__Request__: Print the listing below exactly.

(Rows from a figure dataset)
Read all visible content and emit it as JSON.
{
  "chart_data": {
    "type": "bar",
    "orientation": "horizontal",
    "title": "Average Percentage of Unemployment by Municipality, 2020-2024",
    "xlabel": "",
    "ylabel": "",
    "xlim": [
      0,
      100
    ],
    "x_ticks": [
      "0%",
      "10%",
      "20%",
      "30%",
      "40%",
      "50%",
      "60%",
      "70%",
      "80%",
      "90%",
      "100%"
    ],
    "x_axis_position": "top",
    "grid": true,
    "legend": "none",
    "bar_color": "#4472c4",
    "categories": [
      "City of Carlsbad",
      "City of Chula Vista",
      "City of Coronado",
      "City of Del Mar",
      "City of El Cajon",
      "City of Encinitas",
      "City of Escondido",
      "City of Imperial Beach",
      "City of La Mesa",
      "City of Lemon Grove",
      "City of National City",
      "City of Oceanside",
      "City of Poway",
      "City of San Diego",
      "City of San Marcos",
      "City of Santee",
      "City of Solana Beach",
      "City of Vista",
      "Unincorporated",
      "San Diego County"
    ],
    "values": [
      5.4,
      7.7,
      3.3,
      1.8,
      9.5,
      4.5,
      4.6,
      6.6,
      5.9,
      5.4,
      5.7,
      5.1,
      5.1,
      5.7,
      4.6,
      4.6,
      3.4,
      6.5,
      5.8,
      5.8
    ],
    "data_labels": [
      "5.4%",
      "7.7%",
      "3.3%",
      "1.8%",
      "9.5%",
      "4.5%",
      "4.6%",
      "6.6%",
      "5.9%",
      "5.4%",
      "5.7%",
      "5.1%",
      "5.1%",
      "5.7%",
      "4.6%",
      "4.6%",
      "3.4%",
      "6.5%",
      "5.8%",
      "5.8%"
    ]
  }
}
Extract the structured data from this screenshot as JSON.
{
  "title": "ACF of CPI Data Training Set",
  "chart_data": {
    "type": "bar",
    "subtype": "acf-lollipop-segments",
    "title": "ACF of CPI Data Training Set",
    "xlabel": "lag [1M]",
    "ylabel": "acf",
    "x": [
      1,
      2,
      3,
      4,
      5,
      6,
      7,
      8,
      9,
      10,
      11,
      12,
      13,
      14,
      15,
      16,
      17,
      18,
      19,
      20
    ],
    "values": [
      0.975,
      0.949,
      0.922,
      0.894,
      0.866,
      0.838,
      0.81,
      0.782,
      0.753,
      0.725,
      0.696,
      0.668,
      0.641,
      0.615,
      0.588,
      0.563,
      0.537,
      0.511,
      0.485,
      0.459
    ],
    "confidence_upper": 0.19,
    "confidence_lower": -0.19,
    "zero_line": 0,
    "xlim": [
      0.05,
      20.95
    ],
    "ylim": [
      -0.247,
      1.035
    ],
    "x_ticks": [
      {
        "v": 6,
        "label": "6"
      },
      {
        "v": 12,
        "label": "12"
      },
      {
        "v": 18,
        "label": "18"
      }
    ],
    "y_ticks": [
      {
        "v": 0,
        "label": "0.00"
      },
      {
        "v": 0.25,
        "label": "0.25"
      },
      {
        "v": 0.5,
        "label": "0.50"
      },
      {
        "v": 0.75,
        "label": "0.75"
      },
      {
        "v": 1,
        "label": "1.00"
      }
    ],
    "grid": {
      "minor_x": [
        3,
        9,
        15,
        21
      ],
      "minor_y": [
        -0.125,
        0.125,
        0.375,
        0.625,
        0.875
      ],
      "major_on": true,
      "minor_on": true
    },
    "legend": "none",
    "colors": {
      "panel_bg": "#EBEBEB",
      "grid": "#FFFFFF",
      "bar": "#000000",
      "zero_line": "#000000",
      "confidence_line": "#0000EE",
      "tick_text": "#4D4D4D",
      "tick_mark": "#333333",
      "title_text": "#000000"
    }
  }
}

__Answer to this problem__:
Read all visible content and emit it as JSON.
{
  "chart_data": {
    "type": "bar",
    "orientation": "horizontal",
    "title": "Average Percentage of Unemployment by Municipality, 2020-2024",
    "xlabel": "",
    "ylabel": "",
    "xlim": [
      0,
      100
    ],
    "x_ticks": [
      "0%",
      "10%",
      "20%",
      "30%",
      "40%",
      "50%",
      "60%",
      "70%",
      "80%",
      "90%",
      "100%"
    ],
    "x_axis_position": "top",
    "grid": true,
    "legend": "none",
    "bar_color": "#4472c4",
    "categories": [
      "City of Carlsbad",
      "City of Chula Vista",
      "City of Coronado",
      "City of Del Mar",
      "City of El Cajon",
      "City of Encinitas",
      "City of Escondido",
      "City of Imperial Beach",
      "City of La Mesa",
      "City of Lemon Grove",
      "City of National City",
      "City of Oceanside",
      "City of Poway",
      "City of San Diego",
      "City of San Marcos",
      "City of Santee",
      "City of Solana Beach",
      "City of Vista",
      "Unincorporated",
      "San Diego County"
    ],
    "values": [
      5.4,
      7.7,
      3.3,
      1.8,
      9.5,
      4.5,
      4.6,
      6.6,
      5.9,
      5.4,
      5.7,
      5.1,
      5.1,
      5.7,
      4.6,
      4.6,
      3.4,
      6.5,
      5.8,
      5.8
    ],
    "data_labels": [
      "5.4%",
      "7.7%",
      "3.3%",
      "1.8%",
      "9.5%",
      "4.5%",
      "4.6%",
      "6.6%",
      "5.9%",
      "5.4%",
      "5.7%",
      "5.1%",
      "5.1%",
      "5.7%",
      "4.6%",
      "4.6%",
      "3.4%",
      "6.5%",
      "5.8%",
      "5.8%"
    ]
  }
}
Extract the structured data from this screenshot as JSON.
{
  "title": "ACF of CPI Data Training Set",
  "chart_data": {
    "type": "bar",
    "subtype": "acf-lollipop-segments",
    "title": "ACF of CPI Data Training Set",
    "xlabel": "lag [1M]",
    "ylabel": "acf",
    "x": [
      1,
      2,
      3,
      4,
      5,
      6,
      7,
      8,
      9,
      10,
      11,
      12,
      13,
      14,
      15,
      16,
      17,
      18,
      19,
      20
    ],
    "values": [
      0.975,
      0.949,
      0.922,
      0.894,
      0.866,
      0.838,
      0.81,
      0.782,
      0.753,
      0.725,
      0.696,
      0.668,
      0.641,
      0.615,
      0.588,
      0.563,
      0.537,
      0.511,
      0.485,
      0.459
    ],
    "confidence_upper": 0.19,
    "confidence_lower": -0.19,
    "zero_line": 0,
    "xlim": [
      0.05,
      20.95
    ],
    "ylim": [
      -0.247,
      1.035
    ],
    "x_ticks": [
      {
        "v": 6,
        "label": "6"
      },
      {
        "v": 12,
        "label": "12"
      },
      {
        "v": 18,
        "label": "18"
      }
    ],
    "y_ticks": [
      {
        "v": 0,
        "label": "0.00"
      },
      {
        "v": 0.25,
        "label": "0.25"
      },
      {
        "v": 0.5,
        "label": "0.50"
      },
      {
        "v": 0.75,
        "label": "0.75"
      },
      {
        "v": 1,
        "label": "1.00"
      }
    ],
    "grid": {
      "minor_x": [
        3,
        9,
        15,
        21
      ],
      "minor_y": [
        -0.125,
        0.125,
        0.375,
        0.625,
        0.875
      ],
      "major_on": true,
      "minor_on": true
    },
    "legend": "none",
    "colors": {
      "panel_bg": "#EBEBEB",
      "grid": "#FFFFFF",
      "bar": "#000000",
      "zero_line": "#000000",
      "confidence_line": "#0000EE",
      "tick_text": "#4D4D4D",
      "tick_mark": "#333333",
      "title_text": "#000000"
    }
  }
}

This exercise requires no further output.